Required task: Pull out and copy each line of the entries that contains the string "main". Case must match.

[Saved entries]
_ _ _ _ _

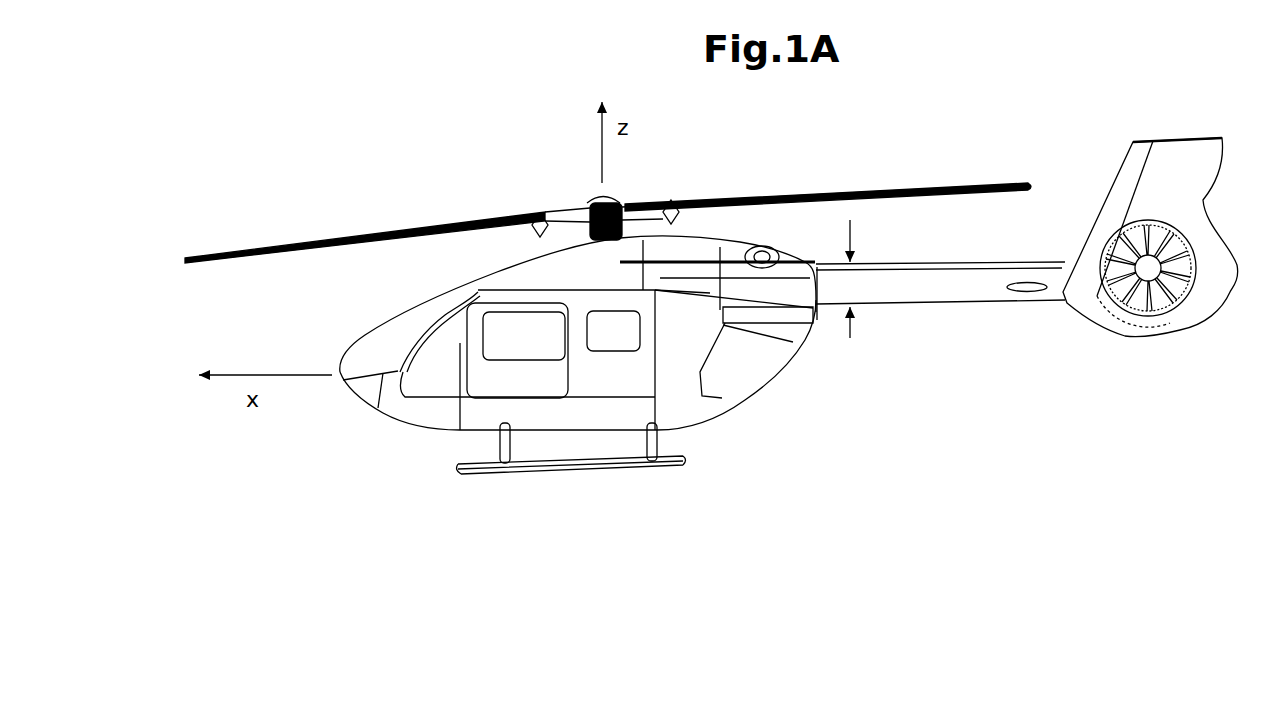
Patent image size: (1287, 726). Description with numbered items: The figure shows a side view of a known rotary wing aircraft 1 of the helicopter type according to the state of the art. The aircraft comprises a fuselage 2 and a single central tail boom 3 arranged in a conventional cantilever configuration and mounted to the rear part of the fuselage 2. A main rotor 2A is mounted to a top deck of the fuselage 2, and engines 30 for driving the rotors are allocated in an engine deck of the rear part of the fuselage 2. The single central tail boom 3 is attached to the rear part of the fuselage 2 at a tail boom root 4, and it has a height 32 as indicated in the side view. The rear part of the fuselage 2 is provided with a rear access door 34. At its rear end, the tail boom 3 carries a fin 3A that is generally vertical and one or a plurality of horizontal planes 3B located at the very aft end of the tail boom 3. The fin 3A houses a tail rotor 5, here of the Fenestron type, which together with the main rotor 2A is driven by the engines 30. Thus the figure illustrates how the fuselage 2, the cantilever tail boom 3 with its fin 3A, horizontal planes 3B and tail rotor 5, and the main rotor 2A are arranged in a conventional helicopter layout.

The rotary wing aircraft 1 is at (270, 292).
The fuselage 2 is at (784, 388).
The main rotor 2A is at (325, 234).
The single central tail boom 3 is at (949, 310).
The fin 3A is at (1182, 171).
The horizontal planes 3B is at (1025, 278).
The tail boom root 4 is at (816, 311).
The tail rotor 5 is at (1152, 296).
The engines 30 is at (703, 255).
The height 32 is at (850, 217).
The rear access door 34 is at (736, 371).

_ _ _ _ _

Response to this exercise:
Patent image size: (1287, 726). Description with numbered items: The figure shows a side view of a known rotary wing aircraft 1 of the helicopter type according to the state of the art. The aircraft comprises a fuselage 2 and a single central tail boom 3 arranged in a conventional cantilever configuration and mounted to the rear part of the fuselage 2. A main rotor 2A is mounted to a top deck of the fuselage 2, and engines 30 for driving the rotors are allocated in an engine deck of the rear part of the fuselage 2. The single central tail boom 3 is attached to the rear part of the fuselage 2 at a tail boom root 4, and it has a height 32 as indicated in the side view. The rear part of the fuselage 2 is provided with a rear access door 34. At its rear end, the tail boom 3 carries a fin 3A that is generally vertical and one or a plurality of horizontal planes 3B located at the very aft end of the tail boom 3. The fin 3A houses a tail rotor 5, here of the Fenestron type, which together with the main rotor 2A is driven by the engines 30. Thus the figure illustrates how the fuselage 2, the cantilever tail boom 3 with its fin 3A, horizontal planes 3B and tail rotor 5, and the main rotor 2A are arranged in a conventional helicopter layout.
The main rotor 2A is at (325, 234).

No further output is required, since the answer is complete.